▶ **TASK DETAILS**
Copy all entries without alteration and skip the pictures they hold.

▶ **Items listed in a dataset**

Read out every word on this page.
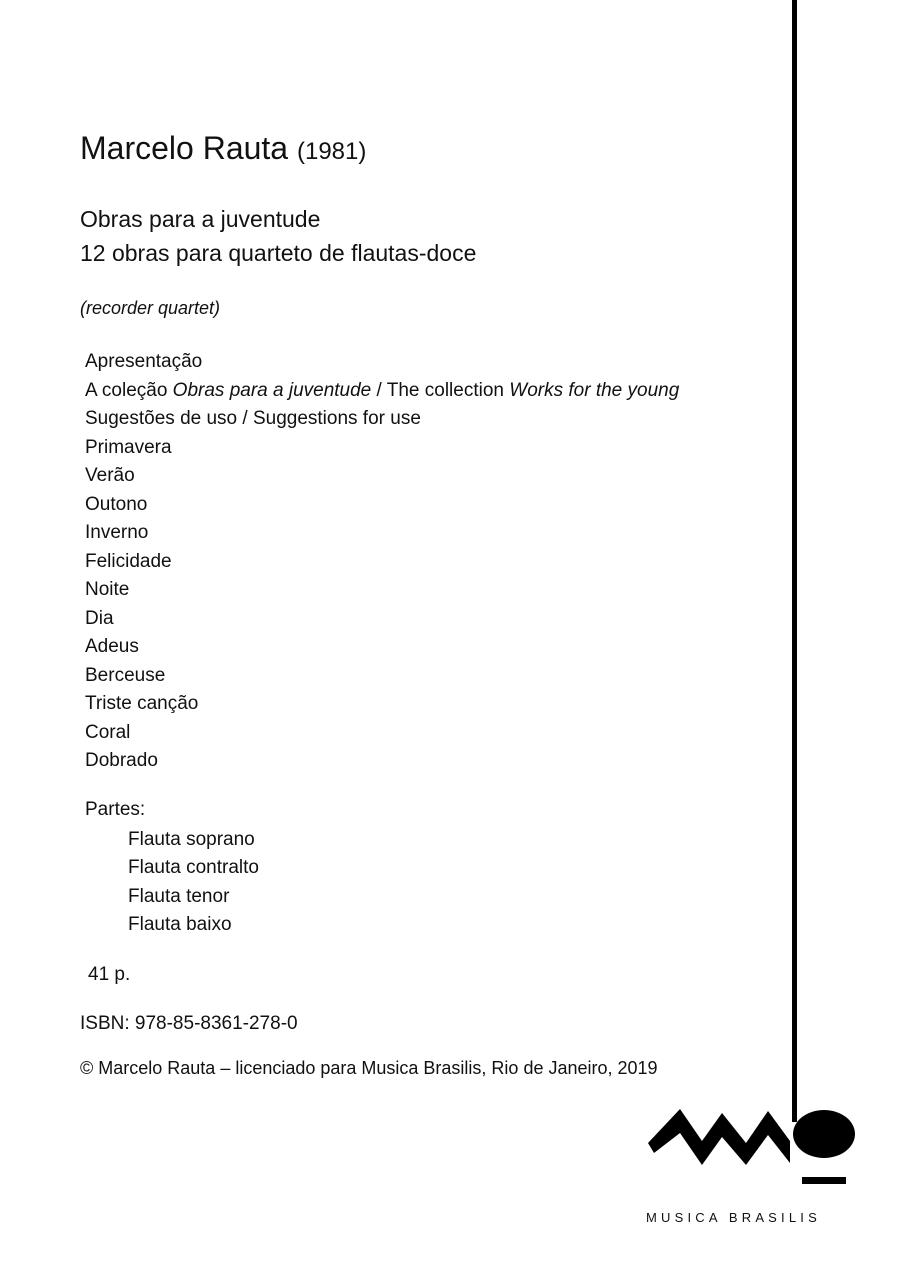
Marcelo Rauta (1981)
Obras para a juventude
12 obras para quarteto de flautas-doce
(recorder quartet)
Apresentação
A coleção Obras para a juventude / The collection Works for the young
Sugestões de uso / Suggestions for use
Primavera
Verão
Outono
Inverno
Felicidade
Noite
Dia
Adeus
Berceuse
Triste canção
Coral
Dobrado
Partes:
Flauta soprano
Flauta contralto
Flauta tenor
Flauta baixo
41 p.
ISBN: 978-85-8361-278-0
© Marcelo Rauta – licenciado para Musica Brasilis, Rio de Janeiro, 2019
MUSICA BRASILIS
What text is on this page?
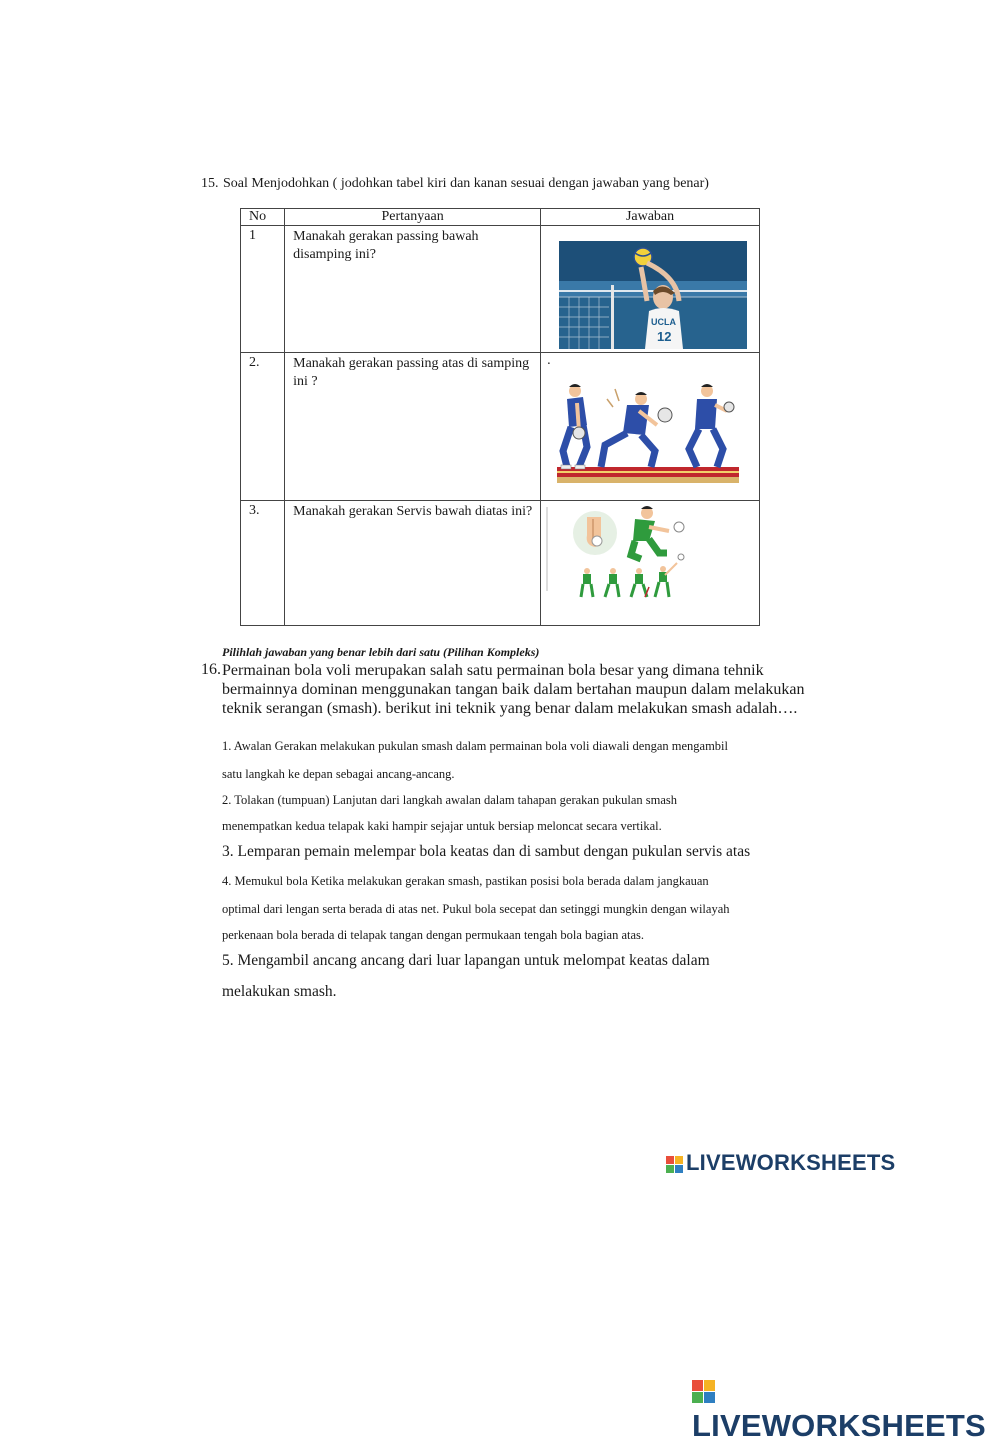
15. Soal Menjodohkan ( jodohkan tabel kiri dan kanan sesuai dengan jawaban yang benar)
No	Pertanyaan	Jawaban
1	Manakah gerakan passing bawah disamping ini?	UCLA
12

2.	Manakah gerakan passing atas di samping ini ?	.

3.	Manakah gerakan Servis bawah diatas ini?	
Pilihlah jawaban yang benar lebih dari satu (Pilihan Kompleks)
16. Permainan bola voli merupakan salah satu permainan bola besar yang dimana tehnik bermainnya dominan menggunakan tangan baik dalam bertahan maupun dalam melakukan teknik serangan (smash). berikut ini teknik yang benar dalam melakukan smash adalah….
1. Awalan Gerakan melakukan pukulan smash dalam permainan bola voli diawali dengan mengambil
satu langkah ke depan sebagai ancang-ancang.
2. Tolakan (tumpuan) Lanjutan dari langkah awalan dalam tahapan gerakan pukulan smash
menempatkan kedua telapak kaki hampir sejajar untuk bersiap meloncat secara vertikal.
3. Lemparan pemain melempar bola keatas dan di sambut dengan pukulan servis atas
4. Memukul bola Ketika melakukan gerakan smash, pastikan posisi bola berada dalam jangkauan
optimal dari lengan serta berada di atas net. Pukul bola secepat dan setinggi mungkin dengan wilayah
perkenaan bola berada di telapak tangan dengan permukaan tengah bola bagian atas.
5. Mengambil ancang ancang dari luar lapangan untuk melompat keatas dalam
melakukan smash.
LIVEWORKSHEETS
LIVEWORKSHEETS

▶ **SOLUTION FOR THIS PROBLEM**
Read out every word on this page.
Marcelo Rauta (1981)
Obras para a juventude
12 obras para quarteto de flautas-doce
(recorder quartet)
Apresentação
A coleção Obras para a juventude / The collection Works for the young
Sugestões de uso / Suggestions for use
Primavera
Verão
Outono
Inverno
Felicidade
Noite
Dia
Adeus
Berceuse
Triste canção
Coral
Dobrado
Partes:
Flauta soprano
Flauta contralto
Flauta tenor
Flauta baixo
41 p.
ISBN: 978-85-8361-278-0
© Marcelo Rauta – licenciado para Musica Brasilis, Rio de Janeiro, 2019
MUSICA BRASILIS
What text is on this page?
15. Soal Menjodohkan ( jodohkan tabel kiri dan kanan sesuai dengan jawaban yang benar)
No	Pertanyaan	Jawaban
1	Manakah gerakan passing bawah disamping ini?	UCLA
12

2.	Manakah gerakan passing atas di samping ini ?	.

3.	Manakah gerakan Servis bawah diatas ini?	
Pilihlah jawaban yang benar lebih dari satu (Pilihan Kompleks)
16. Permainan bola voli merupakan salah satu permainan bola besar yang dimana tehnik bermainnya dominan menggunakan tangan baik dalam bertahan maupun dalam melakukan teknik serangan (smash). berikut ini teknik yang benar dalam melakukan smash adalah….
1. Awalan Gerakan melakukan pukulan smash dalam permainan bola voli diawali dengan mengambil
satu langkah ke depan sebagai ancang-ancang.
2. Tolakan (tumpuan) Lanjutan dari langkah awalan dalam tahapan gerakan pukulan smash
menempatkan kedua telapak kaki hampir sejajar untuk bersiap meloncat secara vertikal.
3. Lemparan pemain melempar bola keatas dan di sambut dengan pukulan servis atas
4. Memukul bola Ketika melakukan gerakan smash, pastikan posisi bola berada dalam jangkauan
optimal dari lengan serta berada di atas net. Pukul bola secepat dan setinggi mungkin dengan wilayah
perkenaan bola berada di telapak tangan dengan permukaan tengah bola bagian atas.
5. Mengambil ancang ancang dari luar lapangan untuk melompat keatas dalam
melakukan smash.
LIVEWORKSHEETS
LIVEWORKSHEETS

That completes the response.